**THE PROBLEM:**
Identify the lines that contain the string "Tracção" and report only how many there are.

— start of DATA EXCERPTS —

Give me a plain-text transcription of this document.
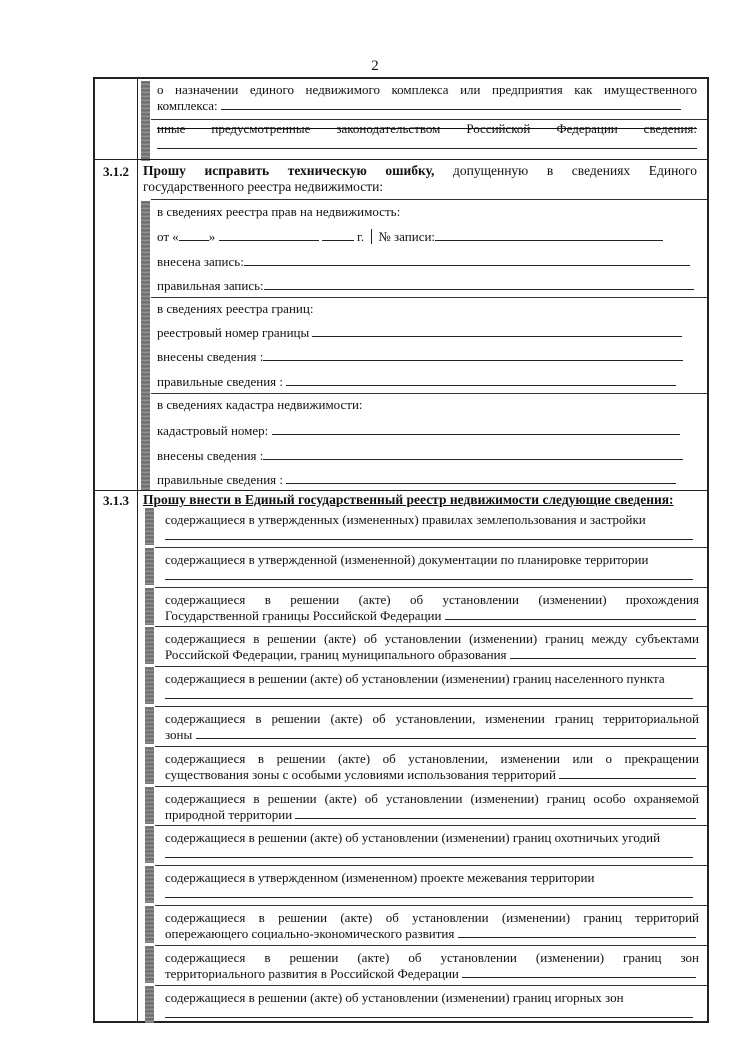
2
о назначении единого недвижимого комплекса или предприятия как имущественного
комплекса:
иные предусмотренные законодательством Российской Федерации сведения:
3.1.2	Прошу исправить техническую ошибку, допущенную в сведениях Единого
государственного реестра недвижимости:
в сведениях реестра прав на недвижимость:
от « »	г. № записи:
внесена запись:
правильная запись:
в сведениях реестра границ:
реестровый номер границы
внесены сведения :
правильные сведения :
в сведениях кадастра недвижимости:
кадастровый номер:
внесены сведения :
правильные сведения :
3.1.3	Прошу внести в Единый государственный реестр недвижимости следующие сведения:
содержащиеся в утвержденных (измененных) правилах землепользования и застройки
содержащиеся в утвержденной (измененной) документации по планировке территории
содержащиеся в решении (акте) об установлении (изменении) прохождения
Государственной границы Российской Федерации
содержащиеся в решении (акте) об установлении (изменении) границ между субъектами
Российской Федерации, границ муниципального образования
содержащиеся в решении (акте) об установлении (изменении) границ населенного пункта
содержащиеся в решении (акте) об установлении, изменении границ территориальной
зоны
содержащиеся в решении (акте) об установлении, изменении или о прекращении
существования зоны с особыми условиями использования территорий
содержащиеся в решении (акте) об установлении (изменении) границ особо охраняемой
природной территории
содержащиеся в решении (акте) об установлении (изменении) границ охотничьих угодий
содержащиеся в утвержденном (измененном) проекте межевания территории
содержащиеся в решении (акте) об установлении (изменении) границ территорий
опережающего социально-экономического развития
содержащиеся в решении (акте) об установлении (изменении) границ зон
территориального развития в Российской Федерации
содержащиеся в решении (акте) об установлении (изменении) границ игорных зон
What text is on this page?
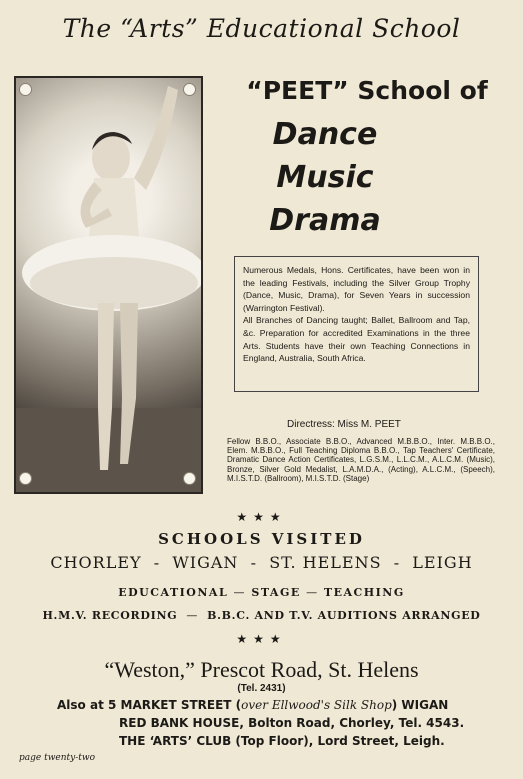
The “Arts” Educational School
“PEET” School of
Dance
Music
Drama

Numerous Medals, Hons. Certificates, have been won in the leading Festivals, including the Silver Group Trophy (Dance, Music, Drama), for Seven Years in succession (Warrington Festival).

All Branches of Dancing taught; Ballet, Ballroom and Tap, &c. Preparation for accredited Examinations in the three Arts. Students have their own Teaching Connections in England, Australia, South Africa.

Directress: Miss M. PEET
Fellow B.B.O., Associate B.B.O., Advanced M.B.B.O., Inter. M.B.B.O., Elem. M.B.B.O., Full Teaching Diploma B.B.O., Tap Teachers' Certificate, Dramatic Dance Action Certificates, L.G.S.M., L.L.C.M., A.L.C.M. (Music), Bronze, Silver Gold Medalist, L.A.M.D.A., (Acting), A.L.C.M., (Speech), M.I.S.T.D. (Ballroom), M.I.S.T.D. (Stage)
★★★
SCHOOLS VISITED
CHORLEY - WIGAN - ST. HELENS - LEIGH
EDUCATIONAL — STAGE — TEACHING
H.M.V. RECORDING — B.B.C. AND T.V. AUDITIONS ARRANGED
★★★
“Weston,” Prescot Road, St. Helens
(Tel. 2431)
Also at 5 MARKET STREET (over Ellwood's Silk Shop) WIGAN
RED BANK HOUSE, Bolton Road, Chorley, Tel. 4543.
THE ‘ARTS’ CLUB (Top Floor), Lord Street, Leigh.
page twenty-two
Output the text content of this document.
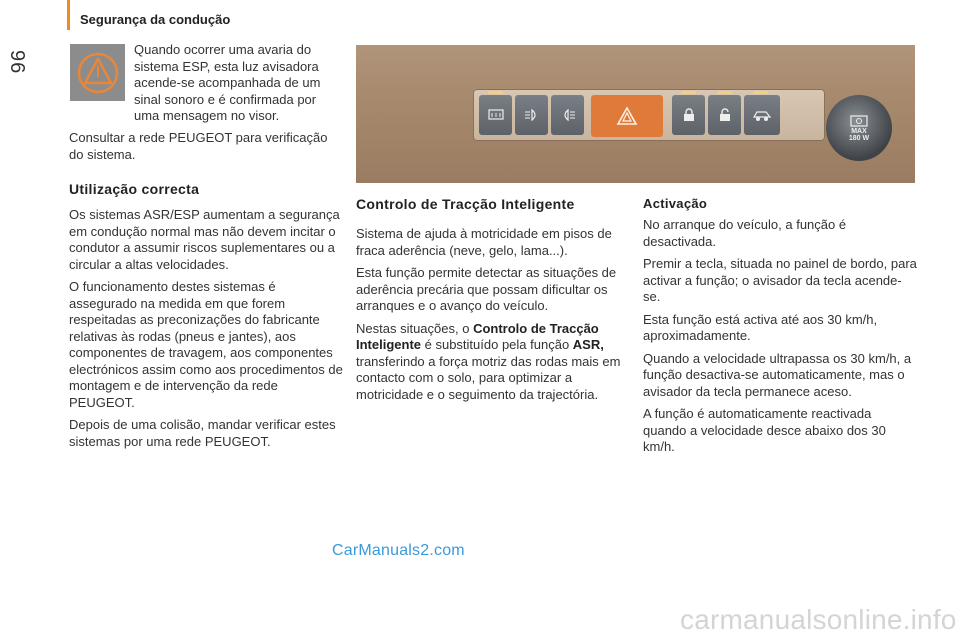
96
Segurança da condução

Quando ocorrer uma avaria do sistema ESP, esta luz avisadora acende-se acompanhada de um sinal sonoro e é confirmada por uma mensagem no visor.

Consultar a rede PEUGEOT para verificação do sistema.

Utilização correcta

Os sistemas ASR/ESP aumentam a segurança em condução normal mas não devem incitar o condutor a assumir riscos suplementares ou a circular a altas velocidades.

O funcionamento destes sistemas é assegurado na medida em que forem respeitadas as preconizações do fabricante relativas às rodas (pneus e jantes), aos componentes de travagem, aos componentes electrónicos assim como aos procedimentos de montagem e de intervenção da rede PEUGEOT.

Depois de uma colisão, mandar verificar estes sistemas por uma rede PEUGEOT.

MAX
180 W
Controlo de Tracção Inteligente

Sistema de ajuda à motricidade em pisos de fraca aderência (neve, gelo, lama...).

Esta função permite detectar as situações de aderência precária que possam dificultar os arranques e o avanço do veículo.

Nestas situações, o Controlo de Tracção Inteligente é substituído pela função ASR, transferindo a força motriz das rodas mais em contacto com o solo, para optimizar a motricidade e o seguimento da trajectória.

Activação

No arranque do veículo, a função é desactivada.

Premir a tecla, situada no painel de bordo, para activar a função; o avisador da tecla acende-se.

Esta função está activa até aos 30 km/h, aproximadamente.

Quando a velocidade ultrapassa os 30 km/h, a função desactiva-se automaticamente, mas o avisador da tecla permanece aceso.

A função é automaticamente reactivada quando a velocidade desce abaixo dos 30 km/h.

CarManuals2.com
carmanualsonline.info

— end of DATA EXCERPTS —

**EXERCISE OUTPUT:**
2